-- Start of Data shown --

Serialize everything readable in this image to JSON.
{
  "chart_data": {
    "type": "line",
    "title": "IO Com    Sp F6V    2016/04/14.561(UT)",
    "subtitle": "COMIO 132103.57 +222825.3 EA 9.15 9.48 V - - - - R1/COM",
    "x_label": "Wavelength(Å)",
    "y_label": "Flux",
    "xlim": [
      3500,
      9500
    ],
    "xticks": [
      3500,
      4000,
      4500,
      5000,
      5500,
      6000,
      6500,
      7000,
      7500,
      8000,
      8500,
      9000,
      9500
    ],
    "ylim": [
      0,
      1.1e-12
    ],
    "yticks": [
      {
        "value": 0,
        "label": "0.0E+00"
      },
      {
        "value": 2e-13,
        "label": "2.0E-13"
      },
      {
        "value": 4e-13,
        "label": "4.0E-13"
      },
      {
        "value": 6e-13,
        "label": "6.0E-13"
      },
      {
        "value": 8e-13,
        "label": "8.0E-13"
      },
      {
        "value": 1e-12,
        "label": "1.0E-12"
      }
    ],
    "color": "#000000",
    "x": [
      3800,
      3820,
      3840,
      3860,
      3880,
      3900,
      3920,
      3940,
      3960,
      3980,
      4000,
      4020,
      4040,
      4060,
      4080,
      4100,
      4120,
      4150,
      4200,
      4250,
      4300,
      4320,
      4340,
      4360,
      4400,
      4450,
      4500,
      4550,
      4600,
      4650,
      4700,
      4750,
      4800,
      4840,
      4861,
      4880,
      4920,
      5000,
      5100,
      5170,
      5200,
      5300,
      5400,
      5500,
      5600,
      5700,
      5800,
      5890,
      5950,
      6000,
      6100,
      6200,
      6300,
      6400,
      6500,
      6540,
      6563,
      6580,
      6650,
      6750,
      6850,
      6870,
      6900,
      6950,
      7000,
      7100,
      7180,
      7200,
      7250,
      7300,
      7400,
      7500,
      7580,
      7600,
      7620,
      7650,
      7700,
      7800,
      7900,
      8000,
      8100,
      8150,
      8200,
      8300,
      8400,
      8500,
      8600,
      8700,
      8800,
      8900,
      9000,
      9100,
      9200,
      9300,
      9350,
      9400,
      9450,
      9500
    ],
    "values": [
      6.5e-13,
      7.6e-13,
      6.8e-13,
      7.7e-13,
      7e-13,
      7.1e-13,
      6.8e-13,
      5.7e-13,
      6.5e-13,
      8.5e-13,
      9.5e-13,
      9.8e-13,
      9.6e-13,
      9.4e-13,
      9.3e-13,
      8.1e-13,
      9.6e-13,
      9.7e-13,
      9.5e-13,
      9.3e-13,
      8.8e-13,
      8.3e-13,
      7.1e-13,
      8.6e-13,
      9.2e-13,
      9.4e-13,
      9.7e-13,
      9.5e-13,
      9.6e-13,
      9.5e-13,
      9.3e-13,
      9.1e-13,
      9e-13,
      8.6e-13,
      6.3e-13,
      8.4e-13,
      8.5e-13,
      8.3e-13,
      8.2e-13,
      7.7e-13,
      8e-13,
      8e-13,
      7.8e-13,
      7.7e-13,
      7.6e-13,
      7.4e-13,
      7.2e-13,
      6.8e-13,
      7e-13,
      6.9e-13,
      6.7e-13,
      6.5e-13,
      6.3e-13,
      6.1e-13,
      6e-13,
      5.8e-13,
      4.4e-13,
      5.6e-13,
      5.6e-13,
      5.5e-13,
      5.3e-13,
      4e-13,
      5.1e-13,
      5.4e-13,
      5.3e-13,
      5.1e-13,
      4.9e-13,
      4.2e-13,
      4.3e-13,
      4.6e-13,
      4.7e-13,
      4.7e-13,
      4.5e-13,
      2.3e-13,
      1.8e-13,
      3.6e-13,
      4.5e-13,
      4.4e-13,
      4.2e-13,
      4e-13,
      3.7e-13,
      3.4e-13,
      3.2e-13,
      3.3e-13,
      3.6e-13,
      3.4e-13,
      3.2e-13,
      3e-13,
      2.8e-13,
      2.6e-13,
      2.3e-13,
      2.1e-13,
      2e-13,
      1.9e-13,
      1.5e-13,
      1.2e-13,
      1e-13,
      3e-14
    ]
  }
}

-- End of Data shown --

→ Your instructions
Make an exact copy of every line in the data.

→ Output for this task
Serialize everything readable in this image to JSON.
{
  "chart_data": {
    "type": "line",
    "title": "IO Com    Sp F6V    2016/04/14.561(UT)",
    "subtitle": "COMIO 132103.57 +222825.3 EA 9.15 9.48 V - - - - R1/COM",
    "x_label": "Wavelength(Å)",
    "y_label": "Flux",
    "xlim": [
      3500,
      9500
    ],
    "xticks": [
      3500,
      4000,
      4500,
      5000,
      5500,
      6000,
      6500,
      7000,
      7500,
      8000,
      8500,
      9000,
      9500
    ],
    "ylim": [
      0,
      1.1e-12
    ],
    "yticks": [
      {
        "value": 0,
        "label": "0.0E+00"
      },
      {
        "value": 2e-13,
        "label": "2.0E-13"
      },
      {
        "value": 4e-13,
        "label": "4.0E-13"
      },
      {
        "value": 6e-13,
        "label": "6.0E-13"
      },
      {
        "value": 8e-13,
        "label": "8.0E-13"
      },
      {
        "value": 1e-12,
        "label": "1.0E-12"
      }
    ],
    "color": "#000000",
    "x": [
      3800,
      3820,
      3840,
      3860,
      3880,
      3900,
      3920,
      3940,
      3960,
      3980,
      4000,
      4020,
      4040,
      4060,
      4080,
      4100,
      4120,
      4150,
      4200,
      4250,
      4300,
      4320,
      4340,
      4360,
      4400,
      4450,
      4500,
      4550,
      4600,
      4650,
      4700,
      4750,
      4800,
      4840,
      4861,
      4880,
      4920,
      5000,
      5100,
      5170,
      5200,
      5300,
      5400,
      5500,
      5600,
      5700,
      5800,
      5890,
      5950,
      6000,
      6100,
      6200,
      6300,
      6400,
      6500,
      6540,
      6563,
      6580,
      6650,
      6750,
      6850,
      6870,
      6900,
      6950,
      7000,
      7100,
      7180,
      7200,
      7250,
      7300,
      7400,
      7500,
      7580,
      7600,
      7620,
      7650,
      7700,
      7800,
      7900,
      8000,
      8100,
      8150,
      8200,
      8300,
      8400,
      8500,
      8600,
      8700,
      8800,
      8900,
      9000,
      9100,
      9200,
      9300,
      9350,
      9400,
      9450,
      9500
    ],
    "values": [
      6.5e-13,
      7.6e-13,
      6.8e-13,
      7.7e-13,
      7e-13,
      7.1e-13,
      6.8e-13,
      5.7e-13,
      6.5e-13,
      8.5e-13,
      9.5e-13,
      9.8e-13,
      9.6e-13,
      9.4e-13,
      9.3e-13,
      8.1e-13,
      9.6e-13,
      9.7e-13,
      9.5e-13,
      9.3e-13,
      8.8e-13,
      8.3e-13,
      7.1e-13,
      8.6e-13,
      9.2e-13,
      9.4e-13,
      9.7e-13,
      9.5e-13,
      9.6e-13,
      9.5e-13,
      9.3e-13,
      9.1e-13,
      9e-13,
      8.6e-13,
      6.3e-13,
      8.4e-13,
      8.5e-13,
      8.3e-13,
      8.2e-13,
      7.7e-13,
      8e-13,
      8e-13,
      7.8e-13,
      7.7e-13,
      7.6e-13,
      7.4e-13,
      7.2e-13,
      6.8e-13,
      7e-13,
      6.9e-13,
      6.7e-13,
      6.5e-13,
      6.3e-13,
      6.1e-13,
      6e-13,
      5.8e-13,
      4.4e-13,
      5.6e-13,
      5.6e-13,
      5.5e-13,
      5.3e-13,
      4e-13,
      5.1e-13,
      5.4e-13,
      5.3e-13,
      5.1e-13,
      4.9e-13,
      4.2e-13,
      4.3e-13,
      4.6e-13,
      4.7e-13,
      4.7e-13,
      4.5e-13,
      2.3e-13,
      1.8e-13,
      3.6e-13,
      4.5e-13,
      4.4e-13,
      4.2e-13,
      4e-13,
      3.7e-13,
      3.4e-13,
      3.2e-13,
      3.3e-13,
      3.6e-13,
      3.4e-13,
      3.2e-13,
      3e-13,
      2.8e-13,
      2.6e-13,
      2.3e-13,
      2.1e-13,
      2e-13,
      1.9e-13,
      1.5e-13,
      1.2e-13,
      1e-13,
      3e-14
    ]
  }
}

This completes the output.